▶ WHAT YOU HAVE TO DO
List each line of the data that holds the string "Model".

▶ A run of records
* * * *
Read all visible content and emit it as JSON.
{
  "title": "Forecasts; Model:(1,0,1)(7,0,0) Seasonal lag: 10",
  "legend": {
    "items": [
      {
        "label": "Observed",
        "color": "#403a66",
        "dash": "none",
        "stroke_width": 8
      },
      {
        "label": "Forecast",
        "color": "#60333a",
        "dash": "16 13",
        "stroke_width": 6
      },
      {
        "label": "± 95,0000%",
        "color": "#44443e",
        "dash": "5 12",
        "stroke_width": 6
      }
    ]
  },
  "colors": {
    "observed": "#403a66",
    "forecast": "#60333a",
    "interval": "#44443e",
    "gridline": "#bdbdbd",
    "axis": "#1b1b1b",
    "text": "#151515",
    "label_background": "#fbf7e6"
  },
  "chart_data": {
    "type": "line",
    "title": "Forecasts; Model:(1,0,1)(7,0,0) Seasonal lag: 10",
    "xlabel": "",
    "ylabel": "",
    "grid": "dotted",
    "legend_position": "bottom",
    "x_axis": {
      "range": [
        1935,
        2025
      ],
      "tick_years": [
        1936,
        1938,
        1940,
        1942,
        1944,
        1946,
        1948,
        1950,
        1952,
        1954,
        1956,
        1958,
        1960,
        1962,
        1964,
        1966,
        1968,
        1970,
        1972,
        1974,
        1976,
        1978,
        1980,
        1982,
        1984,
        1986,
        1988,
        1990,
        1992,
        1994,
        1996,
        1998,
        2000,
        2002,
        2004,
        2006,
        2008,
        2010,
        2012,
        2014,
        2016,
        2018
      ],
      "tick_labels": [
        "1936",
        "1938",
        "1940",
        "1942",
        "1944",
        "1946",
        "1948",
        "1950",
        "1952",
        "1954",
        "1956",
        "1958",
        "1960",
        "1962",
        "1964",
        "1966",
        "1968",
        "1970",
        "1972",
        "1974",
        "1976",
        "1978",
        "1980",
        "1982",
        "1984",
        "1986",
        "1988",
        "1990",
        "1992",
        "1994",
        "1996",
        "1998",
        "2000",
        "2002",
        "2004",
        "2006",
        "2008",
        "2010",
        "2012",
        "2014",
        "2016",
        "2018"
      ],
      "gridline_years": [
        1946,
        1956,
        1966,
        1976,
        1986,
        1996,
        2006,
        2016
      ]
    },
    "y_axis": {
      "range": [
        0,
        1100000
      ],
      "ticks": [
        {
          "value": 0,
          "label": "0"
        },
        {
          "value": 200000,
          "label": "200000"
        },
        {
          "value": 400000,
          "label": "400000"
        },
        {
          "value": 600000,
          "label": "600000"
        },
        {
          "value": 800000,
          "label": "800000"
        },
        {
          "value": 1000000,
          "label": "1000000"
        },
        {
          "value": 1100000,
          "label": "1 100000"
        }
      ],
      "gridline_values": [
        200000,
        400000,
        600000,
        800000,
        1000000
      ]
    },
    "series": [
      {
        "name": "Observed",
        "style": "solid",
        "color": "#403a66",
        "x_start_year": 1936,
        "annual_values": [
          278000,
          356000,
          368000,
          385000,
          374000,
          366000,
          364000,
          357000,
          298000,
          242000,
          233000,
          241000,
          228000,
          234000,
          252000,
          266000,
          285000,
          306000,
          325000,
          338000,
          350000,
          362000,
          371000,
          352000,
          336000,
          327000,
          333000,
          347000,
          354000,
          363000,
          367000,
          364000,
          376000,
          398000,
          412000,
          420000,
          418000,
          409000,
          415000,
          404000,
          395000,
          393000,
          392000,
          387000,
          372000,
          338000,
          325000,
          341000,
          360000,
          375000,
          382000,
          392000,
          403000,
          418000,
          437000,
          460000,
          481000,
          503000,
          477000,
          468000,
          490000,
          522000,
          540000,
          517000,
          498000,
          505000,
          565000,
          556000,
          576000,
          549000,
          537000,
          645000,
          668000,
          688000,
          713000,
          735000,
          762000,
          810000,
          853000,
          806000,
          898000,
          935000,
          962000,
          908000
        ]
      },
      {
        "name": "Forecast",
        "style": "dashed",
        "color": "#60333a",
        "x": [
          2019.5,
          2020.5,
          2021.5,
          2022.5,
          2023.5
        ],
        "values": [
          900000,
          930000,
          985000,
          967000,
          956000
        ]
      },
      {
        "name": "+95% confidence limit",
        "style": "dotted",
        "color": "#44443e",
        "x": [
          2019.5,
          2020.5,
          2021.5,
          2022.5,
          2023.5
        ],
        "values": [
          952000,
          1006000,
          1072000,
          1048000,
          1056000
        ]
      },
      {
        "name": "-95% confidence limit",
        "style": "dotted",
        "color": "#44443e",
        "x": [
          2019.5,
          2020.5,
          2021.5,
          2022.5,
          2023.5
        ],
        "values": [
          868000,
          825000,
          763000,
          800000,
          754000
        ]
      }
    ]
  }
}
* * * *
▶ OUTPUT BELOW
  "title": "Forecasts; Model:(1,0,1)(7,0,0) Seasonal lag: 10",
    "title": "Forecasts; Model:(1,0,1)(7,0,0) Seasonal lag: 10",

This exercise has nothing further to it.